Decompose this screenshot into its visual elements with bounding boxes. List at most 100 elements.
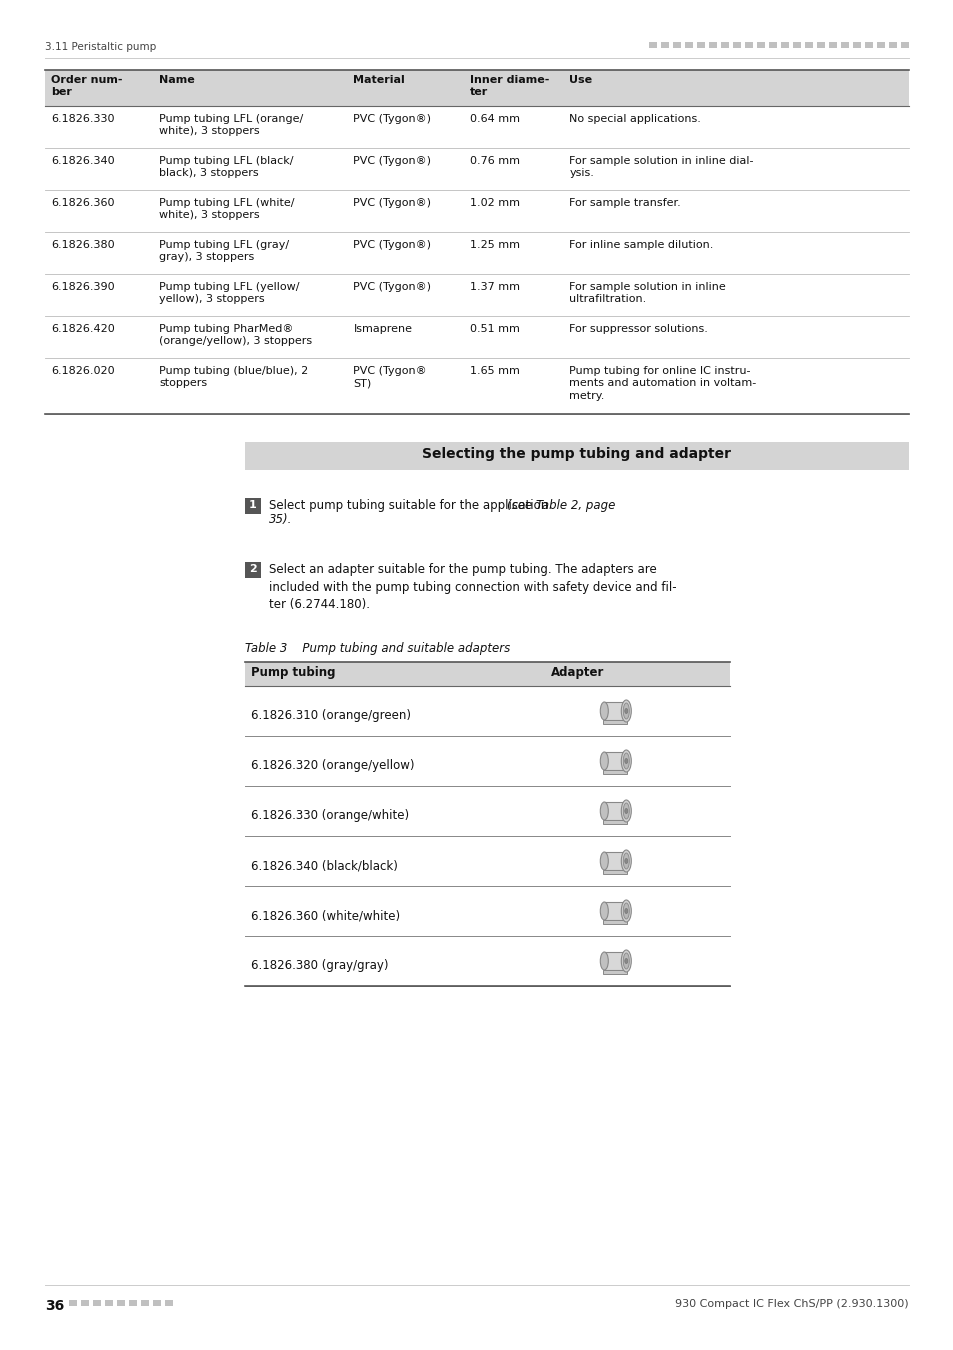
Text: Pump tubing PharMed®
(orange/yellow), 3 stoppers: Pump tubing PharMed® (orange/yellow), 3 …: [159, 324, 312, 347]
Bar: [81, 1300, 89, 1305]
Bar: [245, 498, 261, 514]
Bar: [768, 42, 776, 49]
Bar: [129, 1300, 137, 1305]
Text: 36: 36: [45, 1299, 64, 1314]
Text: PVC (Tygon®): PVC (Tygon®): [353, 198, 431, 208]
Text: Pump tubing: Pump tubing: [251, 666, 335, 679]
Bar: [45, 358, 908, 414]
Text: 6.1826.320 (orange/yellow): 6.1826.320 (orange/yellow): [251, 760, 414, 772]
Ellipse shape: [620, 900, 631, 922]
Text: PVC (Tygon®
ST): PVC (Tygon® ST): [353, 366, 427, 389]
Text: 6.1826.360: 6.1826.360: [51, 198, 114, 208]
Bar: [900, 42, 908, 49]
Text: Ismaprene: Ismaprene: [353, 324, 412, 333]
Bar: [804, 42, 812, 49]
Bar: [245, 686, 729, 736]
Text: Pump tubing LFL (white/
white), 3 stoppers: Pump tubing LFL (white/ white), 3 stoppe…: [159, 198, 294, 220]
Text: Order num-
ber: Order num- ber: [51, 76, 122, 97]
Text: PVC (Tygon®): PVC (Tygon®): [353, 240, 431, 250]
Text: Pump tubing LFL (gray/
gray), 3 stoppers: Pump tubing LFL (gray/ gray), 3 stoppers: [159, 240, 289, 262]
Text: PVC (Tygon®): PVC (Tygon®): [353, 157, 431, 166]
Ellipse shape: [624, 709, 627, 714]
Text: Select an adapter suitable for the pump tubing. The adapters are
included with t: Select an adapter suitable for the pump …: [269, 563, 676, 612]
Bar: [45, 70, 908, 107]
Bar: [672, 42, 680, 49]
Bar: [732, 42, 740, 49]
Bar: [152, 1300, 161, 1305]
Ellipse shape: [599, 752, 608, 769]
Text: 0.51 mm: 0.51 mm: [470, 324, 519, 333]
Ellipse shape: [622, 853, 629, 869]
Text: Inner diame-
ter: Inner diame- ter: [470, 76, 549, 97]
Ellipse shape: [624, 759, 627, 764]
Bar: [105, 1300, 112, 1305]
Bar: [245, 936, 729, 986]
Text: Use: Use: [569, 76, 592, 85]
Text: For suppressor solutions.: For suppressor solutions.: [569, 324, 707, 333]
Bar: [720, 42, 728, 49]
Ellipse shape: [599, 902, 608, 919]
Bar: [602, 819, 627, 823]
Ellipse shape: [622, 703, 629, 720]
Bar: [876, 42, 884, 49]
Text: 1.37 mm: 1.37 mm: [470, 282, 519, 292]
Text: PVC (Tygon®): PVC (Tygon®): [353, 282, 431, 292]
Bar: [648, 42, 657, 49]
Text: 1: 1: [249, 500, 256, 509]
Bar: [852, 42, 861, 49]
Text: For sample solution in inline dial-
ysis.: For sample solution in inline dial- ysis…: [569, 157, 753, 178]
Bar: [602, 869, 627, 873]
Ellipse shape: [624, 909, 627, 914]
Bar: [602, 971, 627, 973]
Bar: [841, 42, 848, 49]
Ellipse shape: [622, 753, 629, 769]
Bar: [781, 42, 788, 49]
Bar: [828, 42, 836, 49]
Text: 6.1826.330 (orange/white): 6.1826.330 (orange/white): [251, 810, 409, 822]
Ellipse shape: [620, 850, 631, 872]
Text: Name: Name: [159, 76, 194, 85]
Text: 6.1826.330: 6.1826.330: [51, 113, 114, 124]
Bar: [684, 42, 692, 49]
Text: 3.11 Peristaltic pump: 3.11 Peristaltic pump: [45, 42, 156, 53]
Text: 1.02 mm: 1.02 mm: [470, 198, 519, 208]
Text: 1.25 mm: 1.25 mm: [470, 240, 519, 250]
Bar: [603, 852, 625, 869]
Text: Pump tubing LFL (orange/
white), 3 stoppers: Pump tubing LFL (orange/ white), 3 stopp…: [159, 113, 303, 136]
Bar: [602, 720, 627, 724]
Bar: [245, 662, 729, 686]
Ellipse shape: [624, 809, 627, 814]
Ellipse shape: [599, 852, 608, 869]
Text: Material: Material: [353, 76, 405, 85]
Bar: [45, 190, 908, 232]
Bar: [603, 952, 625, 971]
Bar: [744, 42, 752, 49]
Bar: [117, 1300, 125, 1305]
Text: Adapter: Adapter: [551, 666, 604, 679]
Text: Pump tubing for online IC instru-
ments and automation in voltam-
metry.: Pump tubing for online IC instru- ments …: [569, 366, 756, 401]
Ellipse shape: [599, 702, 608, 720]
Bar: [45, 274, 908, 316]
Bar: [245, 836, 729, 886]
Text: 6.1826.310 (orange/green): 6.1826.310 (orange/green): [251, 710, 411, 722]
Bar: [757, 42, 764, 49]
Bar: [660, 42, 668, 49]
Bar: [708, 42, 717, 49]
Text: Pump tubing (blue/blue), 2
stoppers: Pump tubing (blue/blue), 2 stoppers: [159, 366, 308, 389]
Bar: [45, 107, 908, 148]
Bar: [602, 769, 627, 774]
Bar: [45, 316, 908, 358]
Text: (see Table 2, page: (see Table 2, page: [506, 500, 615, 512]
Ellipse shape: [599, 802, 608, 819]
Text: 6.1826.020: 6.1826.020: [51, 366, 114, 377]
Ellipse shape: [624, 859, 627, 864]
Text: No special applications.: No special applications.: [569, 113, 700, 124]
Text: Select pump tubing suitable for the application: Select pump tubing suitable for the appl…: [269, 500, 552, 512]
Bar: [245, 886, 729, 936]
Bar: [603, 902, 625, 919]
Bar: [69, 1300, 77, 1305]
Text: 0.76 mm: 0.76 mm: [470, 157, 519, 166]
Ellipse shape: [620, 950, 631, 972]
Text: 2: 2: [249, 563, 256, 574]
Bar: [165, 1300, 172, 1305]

※

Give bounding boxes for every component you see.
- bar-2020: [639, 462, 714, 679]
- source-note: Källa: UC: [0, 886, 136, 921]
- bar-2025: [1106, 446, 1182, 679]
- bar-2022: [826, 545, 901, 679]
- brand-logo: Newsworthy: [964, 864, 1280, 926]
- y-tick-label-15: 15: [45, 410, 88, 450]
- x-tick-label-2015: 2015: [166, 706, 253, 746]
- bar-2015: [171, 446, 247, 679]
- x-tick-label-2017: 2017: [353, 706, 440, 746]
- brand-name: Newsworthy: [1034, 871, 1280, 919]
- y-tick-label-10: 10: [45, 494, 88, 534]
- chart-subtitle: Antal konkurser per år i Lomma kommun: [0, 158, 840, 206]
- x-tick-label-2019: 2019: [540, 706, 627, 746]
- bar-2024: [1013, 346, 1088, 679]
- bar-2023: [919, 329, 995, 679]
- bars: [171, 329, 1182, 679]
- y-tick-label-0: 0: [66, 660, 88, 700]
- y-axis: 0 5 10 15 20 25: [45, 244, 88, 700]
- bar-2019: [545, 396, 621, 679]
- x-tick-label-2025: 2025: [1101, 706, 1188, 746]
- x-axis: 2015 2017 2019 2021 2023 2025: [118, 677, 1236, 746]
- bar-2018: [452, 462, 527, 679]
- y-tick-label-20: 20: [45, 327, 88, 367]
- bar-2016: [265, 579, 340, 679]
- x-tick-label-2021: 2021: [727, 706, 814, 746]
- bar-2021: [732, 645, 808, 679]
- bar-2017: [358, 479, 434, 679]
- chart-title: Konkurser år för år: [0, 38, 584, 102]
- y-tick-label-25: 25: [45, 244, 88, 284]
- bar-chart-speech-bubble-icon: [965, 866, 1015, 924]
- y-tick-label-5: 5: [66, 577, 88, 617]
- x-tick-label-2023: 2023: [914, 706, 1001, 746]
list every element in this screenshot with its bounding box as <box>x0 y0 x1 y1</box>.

※

The exercise: Copy word for word everything from the line containing "Text: Pump tubing PharMed®" down to the line containing "Text: 36: 36: [45, 1299, 64, 1314]", including both of those lines.

Exercise solution:
Text: Pump tubing PharMed®
(orange/yellow), 3 stoppers: Pump tubing PharMed® (orange/yellow), 3 …: [159, 324, 312, 347]
Bar: [81, 1300, 89, 1305]
Bar: [245, 498, 261, 514]
Bar: [768, 42, 776, 49]
Bar: [129, 1300, 137, 1305]
Text: 36: 36: [45, 1299, 64, 1314]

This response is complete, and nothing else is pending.